[Extracted records]
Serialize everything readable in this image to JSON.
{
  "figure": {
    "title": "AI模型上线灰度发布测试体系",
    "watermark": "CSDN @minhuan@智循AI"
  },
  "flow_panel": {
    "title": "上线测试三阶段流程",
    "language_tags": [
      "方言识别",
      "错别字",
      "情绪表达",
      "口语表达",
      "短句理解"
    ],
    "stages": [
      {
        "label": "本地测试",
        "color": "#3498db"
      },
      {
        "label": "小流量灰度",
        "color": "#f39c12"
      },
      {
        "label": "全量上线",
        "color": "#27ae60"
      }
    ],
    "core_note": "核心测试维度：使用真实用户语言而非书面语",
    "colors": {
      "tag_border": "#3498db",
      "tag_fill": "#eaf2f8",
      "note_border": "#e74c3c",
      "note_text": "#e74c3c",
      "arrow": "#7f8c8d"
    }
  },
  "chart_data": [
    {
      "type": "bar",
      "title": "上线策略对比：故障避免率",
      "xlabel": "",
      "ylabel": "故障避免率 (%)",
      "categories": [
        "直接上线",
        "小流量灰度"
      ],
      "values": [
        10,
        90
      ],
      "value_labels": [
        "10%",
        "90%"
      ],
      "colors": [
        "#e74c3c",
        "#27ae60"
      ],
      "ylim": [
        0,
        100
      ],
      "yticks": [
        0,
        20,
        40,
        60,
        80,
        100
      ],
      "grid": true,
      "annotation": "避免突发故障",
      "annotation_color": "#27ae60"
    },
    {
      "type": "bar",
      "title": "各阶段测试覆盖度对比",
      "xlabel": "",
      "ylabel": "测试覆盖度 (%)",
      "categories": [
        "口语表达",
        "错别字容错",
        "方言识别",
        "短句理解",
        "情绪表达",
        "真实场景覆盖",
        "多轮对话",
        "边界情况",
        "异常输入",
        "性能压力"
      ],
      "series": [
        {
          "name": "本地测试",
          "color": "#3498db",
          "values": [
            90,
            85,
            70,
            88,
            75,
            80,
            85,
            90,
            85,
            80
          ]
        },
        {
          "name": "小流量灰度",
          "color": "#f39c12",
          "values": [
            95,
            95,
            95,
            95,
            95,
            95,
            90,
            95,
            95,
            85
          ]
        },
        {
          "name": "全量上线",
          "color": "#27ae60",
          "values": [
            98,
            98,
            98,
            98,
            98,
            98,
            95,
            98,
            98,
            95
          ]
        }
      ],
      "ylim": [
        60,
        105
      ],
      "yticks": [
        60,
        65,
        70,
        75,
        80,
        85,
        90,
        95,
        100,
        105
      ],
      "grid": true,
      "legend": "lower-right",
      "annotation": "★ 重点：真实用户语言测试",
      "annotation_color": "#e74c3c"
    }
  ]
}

Directions. Restate all of the entries above precisely.

Output for this exercise.
Serialize everything readable in this image to JSON.
{
  "figure": {
    "title": "AI模型上线灰度发布测试体系",
    "watermark": "CSDN @minhuan@智循AI"
  },
  "flow_panel": {
    "title": "上线测试三阶段流程",
    "language_tags": [
      "方言识别",
      "错别字",
      "情绪表达",
      "口语表达",
      "短句理解"
    ],
    "stages": [
      {
        "label": "本地测试",
        "color": "#3498db"
      },
      {
        "label": "小流量灰度",
        "color": "#f39c12"
      },
      {
        "label": "全量上线",
        "color": "#27ae60"
      }
    ],
    "core_note": "核心测试维度：使用真实用户语言而非书面语",
    "colors": {
      "tag_border": "#3498db",
      "tag_fill": "#eaf2f8",
      "note_border": "#e74c3c",
      "note_text": "#e74c3c",
      "arrow": "#7f8c8d"
    }
  },
  "chart_data": [
    {
      "type": "bar",
      "title": "上线策略对比：故障避免率",
      "xlabel": "",
      "ylabel": "故障避免率 (%)",
      "categories": [
        "直接上线",
        "小流量灰度"
      ],
      "values": [
        10,
        90
      ],
      "value_labels": [
        "10%",
        "90%"
      ],
      "colors": [
        "#e74c3c",
        "#27ae60"
      ],
      "ylim": [
        0,
        100
      ],
      "yticks": [
        0,
        20,
        40,
        60,
        80,
        100
      ],
      "grid": true,
      "annotation": "避免突发故障",
      "annotation_color": "#27ae60"
    },
    {
      "type": "bar",
      "title": "各阶段测试覆盖度对比",
      "xlabel": "",
      "ylabel": "测试覆盖度 (%)",
      "categories": [
        "口语表达",
        "错别字容错",
        "方言识别",
        "短句理解",
        "情绪表达",
        "真实场景覆盖",
        "多轮对话",
        "边界情况",
        "异常输入",
        "性能压力"
      ],
      "series": [
        {
          "name": "本地测试",
          "color": "#3498db",
          "values": [
            90,
            85,
            70,
            88,
            75,
            80,
            85,
            90,
            85,
            80
          ]
        },
        {
          "name": "小流量灰度",
          "color": "#f39c12",
          "values": [
            95,
            95,
            95,
            95,
            95,
            95,
            90,
            95,
            95,
            85
          ]
        },
        {
          "name": "全量上线",
          "color": "#27ae60",
          "values": [
            98,
            98,
            98,
            98,
            98,
            98,
            95,
            98,
            98,
            95
          ]
        }
      ],
      "ylim": [
        60,
        105
      ],
      "yticks": [
        60,
        65,
        70,
        75,
        80,
        85,
        90,
        95,
        100,
        105
      ],
      "grid": true,
      "legend": "lower-right",
      "annotation": "★ 重点：真实用户语言测试",
      "annotation_color": "#e74c3c"
    }
  ]
}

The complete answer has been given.